## Goal
Write out each line of the material again, word for word.

------

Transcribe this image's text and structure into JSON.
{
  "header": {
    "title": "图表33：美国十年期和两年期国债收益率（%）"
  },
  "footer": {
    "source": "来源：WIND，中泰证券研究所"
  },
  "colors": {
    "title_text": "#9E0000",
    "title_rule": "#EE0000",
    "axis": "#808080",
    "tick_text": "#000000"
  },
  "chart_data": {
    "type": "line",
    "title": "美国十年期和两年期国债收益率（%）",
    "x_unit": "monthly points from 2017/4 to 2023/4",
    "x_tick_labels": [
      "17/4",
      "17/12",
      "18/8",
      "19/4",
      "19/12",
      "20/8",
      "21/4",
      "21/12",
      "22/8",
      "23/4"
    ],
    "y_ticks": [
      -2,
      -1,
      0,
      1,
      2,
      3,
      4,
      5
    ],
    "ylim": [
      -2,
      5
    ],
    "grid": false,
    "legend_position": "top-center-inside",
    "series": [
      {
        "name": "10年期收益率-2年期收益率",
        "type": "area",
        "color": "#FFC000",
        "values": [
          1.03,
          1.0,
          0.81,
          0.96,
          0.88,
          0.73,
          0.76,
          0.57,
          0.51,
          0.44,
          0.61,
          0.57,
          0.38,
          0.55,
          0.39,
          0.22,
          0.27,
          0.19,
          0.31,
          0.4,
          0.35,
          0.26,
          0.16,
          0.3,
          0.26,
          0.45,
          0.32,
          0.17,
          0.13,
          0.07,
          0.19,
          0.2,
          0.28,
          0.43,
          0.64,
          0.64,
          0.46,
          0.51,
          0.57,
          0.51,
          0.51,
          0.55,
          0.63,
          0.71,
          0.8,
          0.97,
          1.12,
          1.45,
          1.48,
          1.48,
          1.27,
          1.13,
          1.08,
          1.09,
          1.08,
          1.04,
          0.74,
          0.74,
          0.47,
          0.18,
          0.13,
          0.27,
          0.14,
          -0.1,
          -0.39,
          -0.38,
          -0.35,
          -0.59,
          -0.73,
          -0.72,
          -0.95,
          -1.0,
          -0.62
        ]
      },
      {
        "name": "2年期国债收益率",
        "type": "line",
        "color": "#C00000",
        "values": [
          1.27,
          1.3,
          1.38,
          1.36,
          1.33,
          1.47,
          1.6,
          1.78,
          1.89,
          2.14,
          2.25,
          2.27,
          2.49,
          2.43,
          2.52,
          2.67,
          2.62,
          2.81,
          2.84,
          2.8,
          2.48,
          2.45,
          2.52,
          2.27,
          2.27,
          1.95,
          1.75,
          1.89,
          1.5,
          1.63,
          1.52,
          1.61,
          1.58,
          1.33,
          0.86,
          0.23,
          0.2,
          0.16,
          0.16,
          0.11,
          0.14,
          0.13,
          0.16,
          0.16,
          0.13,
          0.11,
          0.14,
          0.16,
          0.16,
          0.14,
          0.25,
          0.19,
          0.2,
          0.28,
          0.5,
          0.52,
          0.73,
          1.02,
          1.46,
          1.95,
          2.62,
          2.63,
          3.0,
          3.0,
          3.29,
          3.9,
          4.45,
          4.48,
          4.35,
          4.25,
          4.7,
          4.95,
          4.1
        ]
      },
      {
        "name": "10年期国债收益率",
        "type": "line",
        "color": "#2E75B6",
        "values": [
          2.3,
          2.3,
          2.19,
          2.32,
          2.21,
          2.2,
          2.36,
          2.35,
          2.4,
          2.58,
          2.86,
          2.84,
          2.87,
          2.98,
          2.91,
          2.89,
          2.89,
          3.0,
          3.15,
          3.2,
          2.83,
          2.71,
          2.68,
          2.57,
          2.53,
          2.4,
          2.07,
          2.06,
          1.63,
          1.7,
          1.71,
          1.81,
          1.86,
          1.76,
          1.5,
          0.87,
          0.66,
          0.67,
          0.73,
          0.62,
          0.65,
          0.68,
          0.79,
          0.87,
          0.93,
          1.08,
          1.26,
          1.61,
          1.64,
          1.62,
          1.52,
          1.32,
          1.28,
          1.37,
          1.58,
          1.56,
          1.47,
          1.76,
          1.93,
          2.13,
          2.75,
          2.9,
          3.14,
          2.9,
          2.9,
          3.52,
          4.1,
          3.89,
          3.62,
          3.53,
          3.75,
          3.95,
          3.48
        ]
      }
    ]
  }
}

------

## Worked solution
Transcribe this image's text and structure into JSON.
{
  "header": {
    "title": "图表33：美国十年期和两年期国债收益率（%）"
  },
  "footer": {
    "source": "来源：WIND，中泰证券研究所"
  },
  "colors": {
    "title_text": "#9E0000",
    "title_rule": "#EE0000",
    "axis": "#808080",
    "tick_text": "#000000"
  },
  "chart_data": {
    "type": "line",
    "title": "美国十年期和两年期国债收益率（%）",
    "x_unit": "monthly points from 2017/4 to 2023/4",
    "x_tick_labels": [
      "17/4",
      "17/12",
      "18/8",
      "19/4",
      "19/12",
      "20/8",
      "21/4",
      "21/12",
      "22/8",
      "23/4"
    ],
    "y_ticks": [
      -2,
      -1,
      0,
      1,
      2,
      3,
      4,
      5
    ],
    "ylim": [
      -2,
      5
    ],
    "grid": false,
    "legend_position": "top-center-inside",
    "series": [
      {
        "name": "10年期收益率-2年期收益率",
        "type": "area",
        "color": "#FFC000",
        "values": [
          1.03,
          1.0,
          0.81,
          0.96,
          0.88,
          0.73,
          0.76,
          0.57,
          0.51,
          0.44,
          0.61,
          0.57,
          0.38,
          0.55,
          0.39,
          0.22,
          0.27,
          0.19,
          0.31,
          0.4,
          0.35,
          0.26,
          0.16,
          0.3,
          0.26,
          0.45,
          0.32,
          0.17,
          0.13,
          0.07,
          0.19,
          0.2,
          0.28,
          0.43,
          0.64,
          0.64,
          0.46,
          0.51,
          0.57,
          0.51,
          0.51,
          0.55,
          0.63,
          0.71,
          0.8,
          0.97,
          1.12,
          1.45,
          1.48,
          1.48,
          1.27,
          1.13,
          1.08,
          1.09,
          1.08,
          1.04,
          0.74,
          0.74,
          0.47,
          0.18,
          0.13,
          0.27,
          0.14,
          -0.1,
          -0.39,
          -0.38,
          -0.35,
          -0.59,
          -0.73,
          -0.72,
          -0.95,
          -1.0,
          -0.62
        ]
      },
      {
        "name": "2年期国债收益率",
        "type": "line",
        "color": "#C00000",
        "values": [
          1.27,
          1.3,
          1.38,
          1.36,
          1.33,
          1.47,
          1.6,
          1.78,
          1.89,
          2.14,
          2.25,
          2.27,
          2.49,
          2.43,
          2.52,
          2.67,
          2.62,
          2.81,
          2.84,
          2.8,
          2.48,
          2.45,
          2.52,
          2.27,
          2.27,
          1.95,
          1.75,
          1.89,
          1.5,
          1.63,
          1.52,
          1.61,
          1.58,
          1.33,
          0.86,
          0.23,
          0.2,
          0.16,
          0.16,
          0.11,
          0.14,
          0.13,
          0.16,
          0.16,
          0.13,
          0.11,
          0.14,
          0.16,
          0.16,
          0.14,
          0.25,
          0.19,
          0.2,
          0.28,
          0.5,
          0.52,
          0.73,
          1.02,
          1.46,
          1.95,
          2.62,
          2.63,
          3.0,
          3.0,
          3.29,
          3.9,
          4.45,
          4.48,
          4.35,
          4.25,
          4.7,
          4.95,
          4.1
        ]
      },
      {
        "name": "10年期国债收益率",
        "type": "line",
        "color": "#2E75B6",
        "values": [
          2.3,
          2.3,
          2.19,
          2.32,
          2.21,
          2.2,
          2.36,
          2.35,
          2.4,
          2.58,
          2.86,
          2.84,
          2.87,
          2.98,
          2.91,
          2.89,
          2.89,
          3.0,
          3.15,
          3.2,
          2.83,
          2.71,
          2.68,
          2.57,
          2.53,
          2.4,
          2.07,
          2.06,
          1.63,
          1.7,
          1.71,
          1.81,
          1.86,
          1.76,
          1.5,
          0.87,
          0.66,
          0.67,
          0.73,
          0.62,
          0.65,
          0.68,
          0.79,
          0.87,
          0.93,
          1.08,
          1.26,
          1.61,
          1.64,
          1.62,
          1.52,
          1.32,
          1.28,
          1.37,
          1.58,
          1.56,
          1.47,
          1.76,
          1.93,
          2.13,
          2.75,
          2.9,
          3.14,
          2.9,
          2.9,
          3.52,
          4.1,
          3.89,
          3.62,
          3.53,
          3.75,
          3.95,
          3.48
        ]
      }
    ]
  }
}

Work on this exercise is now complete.